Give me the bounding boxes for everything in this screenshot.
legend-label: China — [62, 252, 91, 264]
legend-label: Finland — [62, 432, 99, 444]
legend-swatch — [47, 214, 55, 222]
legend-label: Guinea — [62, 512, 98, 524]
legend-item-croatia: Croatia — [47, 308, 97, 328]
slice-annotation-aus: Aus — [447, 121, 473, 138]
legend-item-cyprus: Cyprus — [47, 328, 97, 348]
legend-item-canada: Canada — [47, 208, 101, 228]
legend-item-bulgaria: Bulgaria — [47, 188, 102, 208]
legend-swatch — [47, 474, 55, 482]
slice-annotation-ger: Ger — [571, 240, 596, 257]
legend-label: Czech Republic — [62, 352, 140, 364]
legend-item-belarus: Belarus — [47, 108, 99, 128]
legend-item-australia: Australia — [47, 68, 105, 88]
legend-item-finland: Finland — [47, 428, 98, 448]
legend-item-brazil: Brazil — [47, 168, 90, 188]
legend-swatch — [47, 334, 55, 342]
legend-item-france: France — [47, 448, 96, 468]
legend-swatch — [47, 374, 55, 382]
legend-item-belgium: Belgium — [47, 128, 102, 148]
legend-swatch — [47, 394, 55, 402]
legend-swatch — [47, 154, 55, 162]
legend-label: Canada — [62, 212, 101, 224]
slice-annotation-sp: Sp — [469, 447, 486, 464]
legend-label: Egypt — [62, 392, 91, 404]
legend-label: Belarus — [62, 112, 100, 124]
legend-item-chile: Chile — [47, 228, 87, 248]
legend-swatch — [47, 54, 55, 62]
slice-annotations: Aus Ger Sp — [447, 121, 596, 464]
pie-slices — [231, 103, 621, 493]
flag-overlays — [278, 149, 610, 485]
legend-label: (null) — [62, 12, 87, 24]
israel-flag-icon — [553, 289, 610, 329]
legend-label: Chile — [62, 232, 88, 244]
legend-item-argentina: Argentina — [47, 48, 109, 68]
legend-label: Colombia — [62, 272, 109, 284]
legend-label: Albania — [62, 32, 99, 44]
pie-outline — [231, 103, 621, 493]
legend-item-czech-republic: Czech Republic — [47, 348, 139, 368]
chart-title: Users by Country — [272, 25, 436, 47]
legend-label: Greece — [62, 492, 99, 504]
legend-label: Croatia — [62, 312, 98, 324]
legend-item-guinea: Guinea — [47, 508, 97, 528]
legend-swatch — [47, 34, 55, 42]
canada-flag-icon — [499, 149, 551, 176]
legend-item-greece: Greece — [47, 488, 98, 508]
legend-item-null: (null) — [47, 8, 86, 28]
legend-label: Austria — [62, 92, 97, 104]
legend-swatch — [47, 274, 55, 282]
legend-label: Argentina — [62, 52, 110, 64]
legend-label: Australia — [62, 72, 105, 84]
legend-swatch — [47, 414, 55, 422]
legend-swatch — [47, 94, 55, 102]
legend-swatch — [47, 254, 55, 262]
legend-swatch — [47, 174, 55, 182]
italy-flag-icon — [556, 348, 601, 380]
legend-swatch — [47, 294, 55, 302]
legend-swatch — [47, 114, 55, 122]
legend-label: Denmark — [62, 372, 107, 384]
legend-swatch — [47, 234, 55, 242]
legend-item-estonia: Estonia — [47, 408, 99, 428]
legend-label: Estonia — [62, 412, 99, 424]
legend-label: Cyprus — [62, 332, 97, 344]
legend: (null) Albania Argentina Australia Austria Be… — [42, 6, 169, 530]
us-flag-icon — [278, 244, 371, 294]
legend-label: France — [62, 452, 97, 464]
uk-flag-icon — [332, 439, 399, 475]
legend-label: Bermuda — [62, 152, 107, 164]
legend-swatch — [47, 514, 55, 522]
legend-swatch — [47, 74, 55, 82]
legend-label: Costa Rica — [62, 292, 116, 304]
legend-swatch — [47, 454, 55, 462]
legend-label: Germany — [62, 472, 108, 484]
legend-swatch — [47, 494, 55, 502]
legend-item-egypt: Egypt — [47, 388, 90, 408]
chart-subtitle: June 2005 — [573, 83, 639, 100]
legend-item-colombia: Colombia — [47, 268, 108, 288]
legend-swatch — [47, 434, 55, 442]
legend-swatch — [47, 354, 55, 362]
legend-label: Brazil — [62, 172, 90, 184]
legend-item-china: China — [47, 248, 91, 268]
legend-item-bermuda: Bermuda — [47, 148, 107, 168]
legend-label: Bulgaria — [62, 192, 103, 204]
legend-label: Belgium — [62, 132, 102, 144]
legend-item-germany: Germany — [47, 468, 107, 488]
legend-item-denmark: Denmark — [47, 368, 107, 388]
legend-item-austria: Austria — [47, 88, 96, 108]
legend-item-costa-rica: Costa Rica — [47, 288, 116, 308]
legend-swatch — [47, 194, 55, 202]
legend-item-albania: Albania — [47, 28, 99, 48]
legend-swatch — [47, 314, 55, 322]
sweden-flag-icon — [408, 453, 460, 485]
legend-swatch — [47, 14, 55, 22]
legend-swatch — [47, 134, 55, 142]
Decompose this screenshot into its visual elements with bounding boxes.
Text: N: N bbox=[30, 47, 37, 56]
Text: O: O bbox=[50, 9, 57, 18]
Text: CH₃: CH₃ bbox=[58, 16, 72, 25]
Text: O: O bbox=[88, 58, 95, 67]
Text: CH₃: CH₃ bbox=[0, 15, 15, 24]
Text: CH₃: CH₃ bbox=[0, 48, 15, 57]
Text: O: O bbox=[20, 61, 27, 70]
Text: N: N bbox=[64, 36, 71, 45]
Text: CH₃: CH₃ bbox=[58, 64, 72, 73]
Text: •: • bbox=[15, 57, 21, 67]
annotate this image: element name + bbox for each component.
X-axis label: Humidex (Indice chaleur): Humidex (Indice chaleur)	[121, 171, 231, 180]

____________________

■ Set task
Turn every row above into a Markdown table with two columns, No. and Line, that gives each row's number and its text. Skip blank lines.

■ Correct result
| No. | Line |
|---|---|
| 1 | Give me the bounding boxes for everything in this screenshot. |
| 2 | legend-label: China — [62, 252, 91, 264] |
| 3 | legend-label: Finland — [62, 432, 99, 444] |
| 4 | legend-swatch — [47, 214, 55, 222] |
| 5 | legend-label: Guinea — [62, 512, 98, 524] |
| 6 | legend-item-croatia: Croatia — [47, 308, 97, 328] |
| 7 | slice-annotation-aus: Aus — [447, 121, 473, 138] |
| 8 | legend-item-cyprus: Cyprus — [47, 328, 97, 348] |
| 9 | legend-item-canada: Canada — [47, 208, 101, 228] |
| 10 | legend-item-bulgaria: Bulgaria — [47, 188, 102, 208] |
| 11 | legend-swatch — [47, 474, 55, 482] |
| 12 | slice-annotation-ger: Ger — [571, 240, 596, 257] |
| 13 | legend-label: Czech Republic — [62, 352, 140, 364] |
| 14 | legend-item-belarus: Belarus — [47, 108, 99, 128] |
| 15 | legend-item-australia: Australia — [47, 68, 105, 88] |
| 16 | legend-item-finland: Finland — [47, 428, 98, 448] |
| 17 | legend-item-brazil: Brazil — [47, 168, 90, 188] |
| 18 | legend-swatch — [47, 334, 55, 342] |
| 19 | legend-item-france: France — [47, 448, 96, 468] |
| 20 | legend-swatch — [47, 374, 55, 382] |
| 21 | legend-item-belgium: Belgium — [47, 128, 102, 148] |
| 22 | legend-swatch — [47, 394, 55, 402] |
| 23 | legend-swatch — [47, 154, 55, 162] |
| 24 | legend-label: Canada — [62, 212, 101, 224] |
| 25 | slice-annotation-sp: Sp — [469, 447, 486, 464] |
| 26 | legend-label: Egypt — [62, 392, 91, 404] |
| 27 | legend-label: Belarus — [62, 112, 100, 124] |
| 28 | legend-item-chile: Chile — [47, 228, 87, 248] |
| 29 | legend-swatch — [47, 54, 55, 62] |
| 30 | slice-annotations: Aus Ger Sp — [447, 121, 596, 464] |
| 31 | pie-slices — [231, 103, 621, 493] |
| 32 | flag-overlays — [278, 149, 610, 485] |
| 33 | legend-label: (null) — [62, 12, 87, 24] |
| 34 | israel-flag-icon — [553, 289, 610, 329] |
| 35 | legend-label: Chile — [62, 232, 88, 244] |
| 36 | legend-item-argentina: Argentina — [47, 48, 109, 68] |
| 37 | legend-label: Colombia — [62, 272, 109, 284] |
| 38 | legend-label: Albania — [62, 32, 99, 44] |
| 39 | pie-outline — [231, 103, 621, 493] |
| 40 | legend-item-czech-republic: Czech Republic — [47, 348, 139, 368] |
| 41 | chart-title: Users by Country — [272, 25, 436, 47] |
| 42 | legend-label: Greece — [62, 492, 99, 504] |
| 43 | legend-label: Croatia — [62, 312, 98, 324] |
| 44 | legend-item-guinea: Guinea — [47, 508, 97, 528] |
| 45 | legend-swatch — [47, 34, 55, 42] |
| 46 | canada-flag-icon — [499, 149, 551, 176] |
| 47 | legend-item-greece: Greece — [47, 488, 98, 508] |
| 48 | legend-item-null: (null) — [47, 8, 86, 28] |
| 49 | legend-label: Austria — [62, 92, 97, 104] |
| 50 | legend-swatch — [47, 274, 55, 282] |
| 51 | legend-label: Argentina — [62, 52, 110, 64] |
| 52 | legend-label: Australia — [62, 72, 105, 84] |
| 53 | legend-swatch — [47, 414, 55, 422] |
| 54 | legend-swatch — [47, 94, 55, 102] |
| 55 | legend-swatch — [47, 254, 55, 262] |
| 56 | legend-swatch — [47, 174, 55, 182] |
| 57 | italy-flag-icon — [556, 348, 601, 380] |
| 58 | legend-swatch — [47, 294, 55, 302] |
| 59 | legend-swatch — [47, 114, 55, 122] |
| 60 | legend-label: Denmark — [62, 372, 107, 384] |
| 61 | legend-swatch — [47, 234, 55, 242] |
| 62 | legend-item-estonia: Estonia — [47, 408, 99, 428] |
| 63 | legend-label: Estonia — [62, 412, 99, 424] |
| 64 | legend-label: Cyprus — [62, 332, 97, 344] |
| 65 | legend: (null) Albania Argentina Australia Austria Be… — [42, 6, 169, 530] |
| 66 | us-flag-icon — [278, 244, 371, 294] |
| 67 | legend-label: France — [62, 452, 97, 464] |
| 68 | uk-flag-icon — [332, 439, 399, 475] |
| 69 | legend-label: Bermuda — [62, 152, 107, 164] |
| 70 | legend-swatch — [47, 514, 55, 522] |
| 71 | legend-swatch — [47, 74, 55, 82] |
| 72 | legend-label: Costa Rica — [62, 292, 116, 304] |
| 73 | legend-swatch — [47, 454, 55, 462] |
| 74 | legend-label: Germany — [62, 472, 108, 484] |
| 75 | legend-swatch — [47, 494, 55, 502] |
| 76 | legend-item-egypt: Egypt — [47, 388, 90, 408] |
| 77 | chart-subtitle: June 2005 — [573, 83, 639, 100] |
| 78 | legend-item-colombia: Colombia — [47, 268, 108, 288] |
| 79 | legend-swatch — [47, 434, 55, 442] |
| 80 | legend-swatch — [47, 354, 55, 362] |
| 81 | legend-label: Brazil — [62, 172, 90, 184] |
| 82 | legend-item-china: China — [47, 248, 91, 268] |
| 83 | legend-item-bermuda: Bermuda — [47, 148, 107, 168] |
| 84 | legend-label: Bulgaria — [62, 192, 103, 204] |
| 85 | legend-label: Belgium — [62, 132, 102, 144] |
| 86 | legend-item-germany: Germany — [47, 468, 107, 488] |
| 87 | legend-item-denmark: Denmark — [47, 368, 107, 388] |
| 88 | legend-item-austria: Austria — [47, 88, 96, 108] |
| 89 | legend-item-costa-rica: Costa Rica — [47, 288, 116, 308] |
| 90 | legend-swatch — [47, 194, 55, 202] |
| 91 | legend-item-albania: Albania — [47, 28, 99, 48] |
| 92 | legend-swatch — [47, 314, 55, 322] |
| 93 | sweden-flag-icon — [408, 453, 460, 485] |
| 94 | legend-swatch — [47, 14, 55, 22] |
| 95 | legend-swatch — [47, 134, 55, 142] |
| 96 | Decompose this screenshot into its visual elements with bounding boxes. |
| 97 | Text: N: N bbox=[30, 47, 37, 56] |
| 98 | Text: O: O bbox=[50, 9, 57, 18] |
| 99 | Text: CH₃: CH₃ bbox=[58, 16, 72, 25] |
| 100 | Text: O: O bbox=[88, 58, 95, 67] |
| 101 | Text: CH₃: CH₃ bbox=[0, 15, 15, 24] |
| 102 | Text: CH₃: CH₃ bbox=[0, 48, 15, 57] |
| 103 | Text: O: O bbox=[20, 61, 27, 70] |
| 104 | Text: N: N bbox=[64, 36, 71, 45] |
| 105 | Text: CH₃: CH₃ bbox=[58, 64, 72, 73] |
| 106 | Text: •: • bbox=[15, 57, 21, 67] |
| 107 | annotate this image: element name + bbox for each component. |
| 108 | X-axis label: Humidex (Indice chaleur): Humidex (Indice chaleur)	[121, 171, 231, 180] |